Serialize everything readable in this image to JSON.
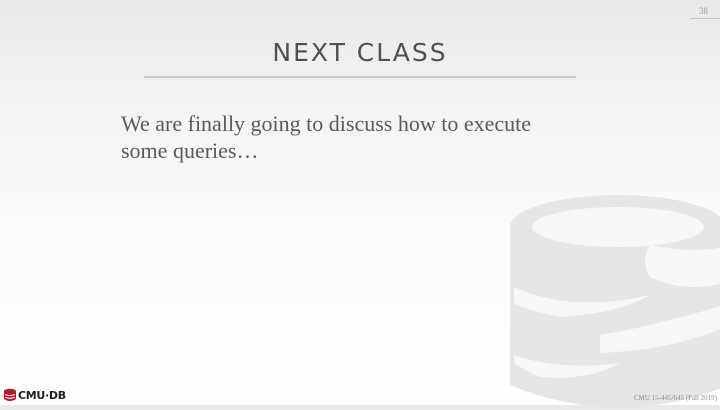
{
  "slide": {
    "page_number": "38",
    "title": "NEXT CLASS",
    "body": "We are finally going to discuss how to execute some queries…"
  },
  "footer": {
    "logo_text": "CMU·DB",
    "course": "CMU 15-445/645 (Fall 2019)"
  },
  "colors": {
    "background": "#f4f4f4",
    "title": "#505050",
    "body_text": "#5a5a5a",
    "watermark": "#e6e6e6",
    "logo_accent": "#b01c2e"
  },
  "icons": {
    "watermark": "database-watermark-icon",
    "logo": "cmu-db-logo-icon"
  }
}
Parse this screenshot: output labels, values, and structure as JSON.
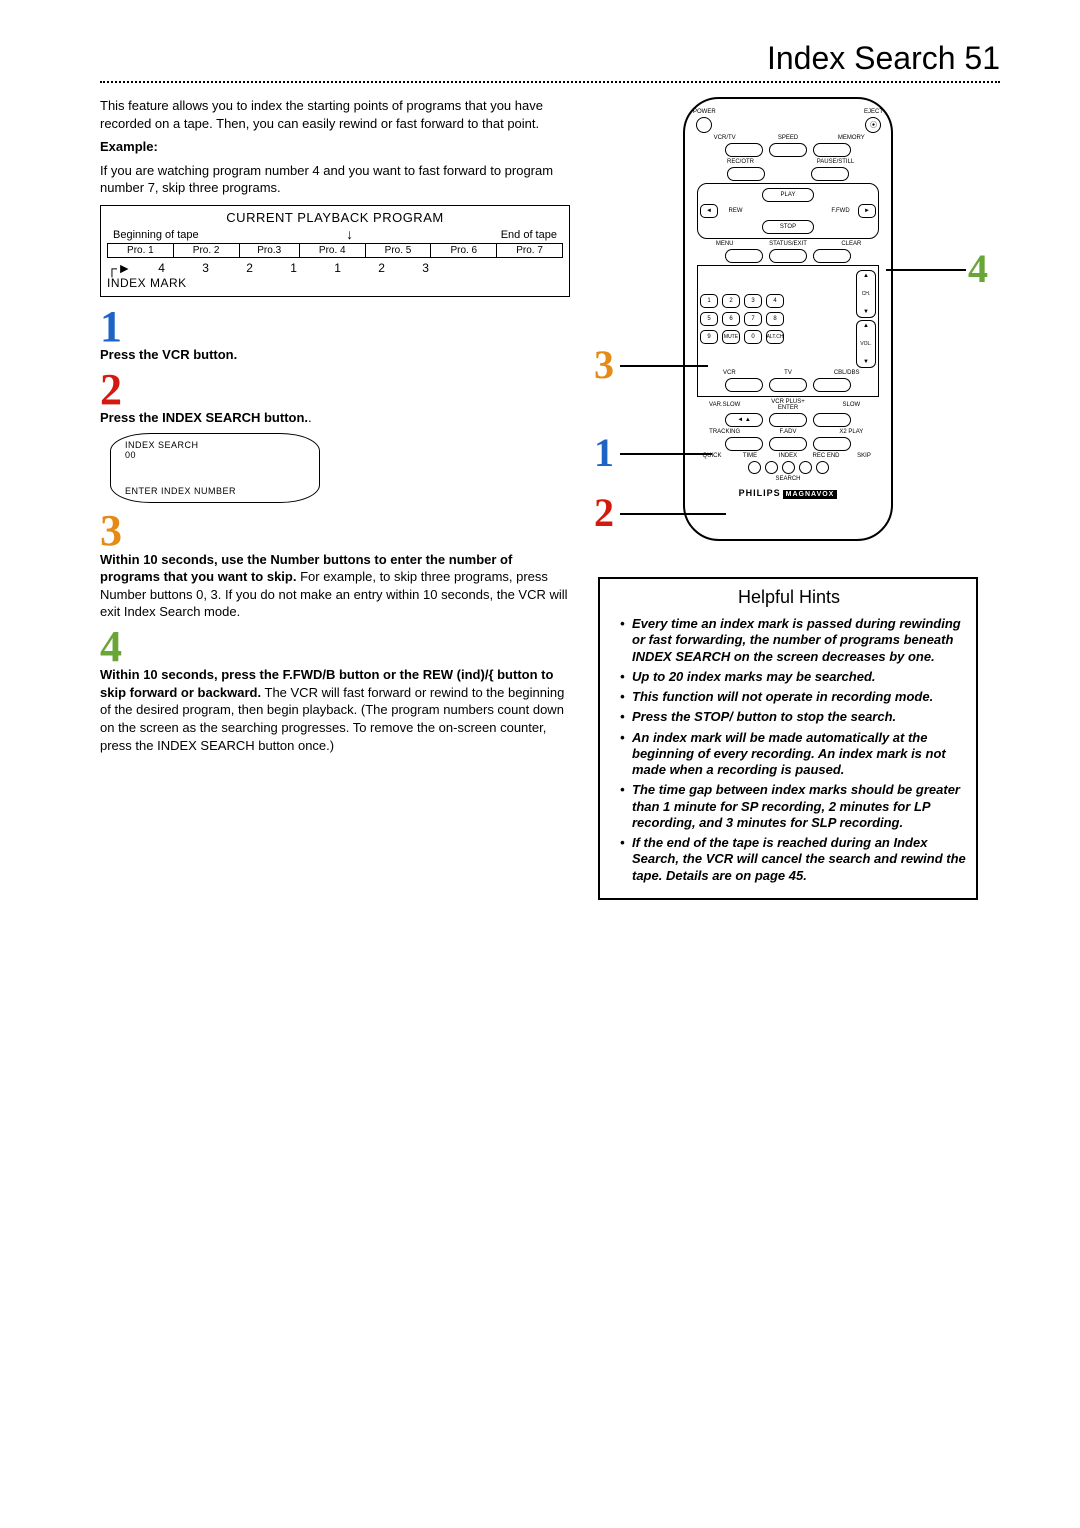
========================================================================
**Brief:**
Repeat the data exactly in full, omitting its pictures.

**The output:**
Serialize everything readable in this image to JSON.
{
  "slide": {
    "page_number": "38",
    "title": "NEXT CLASS",
    "body": "We are finally going to discuss how to execute some queries…"
  },
  "footer": {
    "logo_text": "CMU·DB",
    "course": "CMU 15-445/645 (Fall 2019)"
  },
  "colors": {
    "background": "#f4f4f4",
    "title": "#505050",
    "body_text": "#5a5a5a",
    "watermark": "#e6e6e6",
    "logo_accent": "#b01c2e"
  },
  "icons": {
    "watermark": "database-watermark-icon",
    "logo": "cmu-db-logo-icon"
  }
}
Parse this screenshot: output labels, values, and structure as JSON.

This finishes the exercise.